Your instructions:
Transcribe the records below exactly as they appear.

== Dataset rows ==

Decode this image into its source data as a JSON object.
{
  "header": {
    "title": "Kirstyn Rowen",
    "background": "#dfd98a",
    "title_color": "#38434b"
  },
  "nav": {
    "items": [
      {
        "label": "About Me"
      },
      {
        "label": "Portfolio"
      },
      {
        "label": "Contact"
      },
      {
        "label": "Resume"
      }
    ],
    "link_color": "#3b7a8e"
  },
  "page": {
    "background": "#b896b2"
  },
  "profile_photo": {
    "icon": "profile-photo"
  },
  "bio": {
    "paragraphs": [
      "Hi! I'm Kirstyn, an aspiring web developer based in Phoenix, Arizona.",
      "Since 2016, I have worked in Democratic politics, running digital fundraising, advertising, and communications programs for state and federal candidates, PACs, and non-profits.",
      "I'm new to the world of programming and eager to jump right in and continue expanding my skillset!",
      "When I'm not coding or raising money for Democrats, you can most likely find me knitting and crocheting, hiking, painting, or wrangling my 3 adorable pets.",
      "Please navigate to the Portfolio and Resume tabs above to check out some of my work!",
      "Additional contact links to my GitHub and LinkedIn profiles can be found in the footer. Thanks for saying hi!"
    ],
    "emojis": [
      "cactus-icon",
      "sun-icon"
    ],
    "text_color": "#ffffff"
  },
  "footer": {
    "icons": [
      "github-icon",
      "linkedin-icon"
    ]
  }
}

===

The output:
Decode this image into its source data as a JSON object.
{
  "header": {
    "title": "Kirstyn Rowen",
    "background": "#dfd98a",
    "title_color": "#38434b"
  },
  "nav": {
    "items": [
      {
        "label": "About Me"
      },
      {
        "label": "Portfolio"
      },
      {
        "label": "Contact"
      },
      {
        "label": "Resume"
      }
    ],
    "link_color": "#3b7a8e"
  },
  "page": {
    "background": "#b896b2"
  },
  "profile_photo": {
    "icon": "profile-photo"
  },
  "bio": {
    "paragraphs": [
      "Hi! I'm Kirstyn, an aspiring web developer based in Phoenix, Arizona.",
      "Since 2016, I have worked in Democratic politics, running digital fundraising, advertising, and communications programs for state and federal candidates, PACs, and non-profits.",
      "I'm new to the world of programming and eager to jump right in and continue expanding my skillset!",
      "When I'm not coding or raising money for Democrats, you can most likely find me knitting and crocheting, hiking, painting, or wrangling my 3 adorable pets.",
      "Please navigate to the Portfolio and Resume tabs above to check out some of my work!",
      "Additional contact links to my GitHub and LinkedIn profiles can be found in the footer. Thanks for saying hi!"
    ],
    "emojis": [
      "cactus-icon",
      "sun-icon"
    ],
    "text_color": "#ffffff"
  },
  "footer": {
    "icons": [
      "github-icon",
      "linkedin-icon"
    ]
  }
}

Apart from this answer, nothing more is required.